* Problem to solve
Each entry below is to be transcribed exactly.

[BEGIN]

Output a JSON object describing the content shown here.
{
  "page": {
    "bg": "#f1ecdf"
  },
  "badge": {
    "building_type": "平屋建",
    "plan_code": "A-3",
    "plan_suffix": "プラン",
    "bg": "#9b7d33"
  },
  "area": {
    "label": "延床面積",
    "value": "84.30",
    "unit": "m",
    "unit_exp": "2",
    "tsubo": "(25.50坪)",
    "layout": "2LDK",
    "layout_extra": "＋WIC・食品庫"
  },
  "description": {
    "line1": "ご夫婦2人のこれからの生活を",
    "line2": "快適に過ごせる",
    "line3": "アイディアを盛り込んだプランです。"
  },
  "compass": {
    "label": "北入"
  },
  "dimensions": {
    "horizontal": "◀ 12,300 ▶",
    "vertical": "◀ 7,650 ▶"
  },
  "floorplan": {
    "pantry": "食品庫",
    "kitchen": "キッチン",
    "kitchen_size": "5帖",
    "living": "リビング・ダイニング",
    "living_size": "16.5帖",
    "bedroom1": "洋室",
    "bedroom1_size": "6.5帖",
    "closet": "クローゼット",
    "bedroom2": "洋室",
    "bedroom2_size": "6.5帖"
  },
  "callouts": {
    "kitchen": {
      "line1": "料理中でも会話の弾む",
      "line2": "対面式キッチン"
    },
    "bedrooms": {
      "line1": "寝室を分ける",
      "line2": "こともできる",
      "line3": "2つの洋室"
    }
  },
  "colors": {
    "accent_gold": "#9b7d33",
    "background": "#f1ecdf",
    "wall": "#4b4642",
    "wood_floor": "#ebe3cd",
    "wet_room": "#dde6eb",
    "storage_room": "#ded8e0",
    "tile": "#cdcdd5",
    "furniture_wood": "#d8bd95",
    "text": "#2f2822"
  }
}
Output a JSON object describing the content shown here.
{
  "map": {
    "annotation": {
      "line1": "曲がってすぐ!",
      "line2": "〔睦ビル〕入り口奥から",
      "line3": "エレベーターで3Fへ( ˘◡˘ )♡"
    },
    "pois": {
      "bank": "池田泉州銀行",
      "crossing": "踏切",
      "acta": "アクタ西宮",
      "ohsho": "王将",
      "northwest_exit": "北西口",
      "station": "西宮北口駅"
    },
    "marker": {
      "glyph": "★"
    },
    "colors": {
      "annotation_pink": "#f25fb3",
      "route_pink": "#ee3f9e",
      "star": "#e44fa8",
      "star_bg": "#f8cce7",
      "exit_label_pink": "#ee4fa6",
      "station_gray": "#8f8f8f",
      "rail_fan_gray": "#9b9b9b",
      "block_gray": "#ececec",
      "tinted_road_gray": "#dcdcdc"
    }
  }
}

[END]

* Result
Output a JSON object describing the content shown here.
{
  "page": {
    "bg": "#f1ecdf"
  },
  "badge": {
    "building_type": "平屋建",
    "plan_code": "A-3",
    "plan_suffix": "プラン",
    "bg": "#9b7d33"
  },
  "area": {
    "label": "延床面積",
    "value": "84.30",
    "unit": "m",
    "unit_exp": "2",
    "tsubo": "(25.50坪)",
    "layout": "2LDK",
    "layout_extra": "＋WIC・食品庫"
  },
  "description": {
    "line1": "ご夫婦2人のこれからの生活を",
    "line2": "快適に過ごせる",
    "line3": "アイディアを盛り込んだプランです。"
  },
  "compass": {
    "label": "北入"
  },
  "dimensions": {
    "horizontal": "◀ 12,300 ▶",
    "vertical": "◀ 7,650 ▶"
  },
  "floorplan": {
    "pantry": "食品庫",
    "kitchen": "キッチン",
    "kitchen_size": "5帖",
    "living": "リビング・ダイニング",
    "living_size": "16.5帖",
    "bedroom1": "洋室",
    "bedroom1_size": "6.5帖",
    "closet": "クローゼット",
    "bedroom2": "洋室",
    "bedroom2_size": "6.5帖"
  },
  "callouts": {
    "kitchen": {
      "line1": "料理中でも会話の弾む",
      "line2": "対面式キッチン"
    },
    "bedrooms": {
      "line1": "寝室を分ける",
      "line2": "こともできる",
      "line3": "2つの洋室"
    }
  },
  "colors": {
    "accent_gold": "#9b7d33",
    "background": "#f1ecdf",
    "wall": "#4b4642",
    "wood_floor": "#ebe3cd",
    "wet_room": "#dde6eb",
    "storage_room": "#ded8e0",
    "tile": "#cdcdd5",
    "furniture_wood": "#d8bd95",
    "text": "#2f2822"
  }
}
Output a JSON object describing the content shown here.
{
  "map": {
    "annotation": {
      "line1": "曲がってすぐ!",
      "line2": "〔睦ビル〕入り口奥から",
      "line3": "エレベーターで3Fへ( ˘◡˘ )♡"
    },
    "pois": {
      "bank": "池田泉州銀行",
      "crossing": "踏切",
      "acta": "アクタ西宮",
      "ohsho": "王将",
      "northwest_exit": "北西口",
      "station": "西宮北口駅"
    },
    "marker": {
      "glyph": "★"
    },
    "colors": {
      "annotation_pink": "#f25fb3",
      "route_pink": "#ee3f9e",
      "star": "#e44fa8",
      "star_bg": "#f8cce7",
      "exit_label_pink": "#ee4fa6",
      "station_gray": "#8f8f8f",
      "rail_fan_gray": "#9b9b9b",
      "block_gray": "#ececec",
      "tinted_road_gray": "#dcdcdc"
    }
  }
}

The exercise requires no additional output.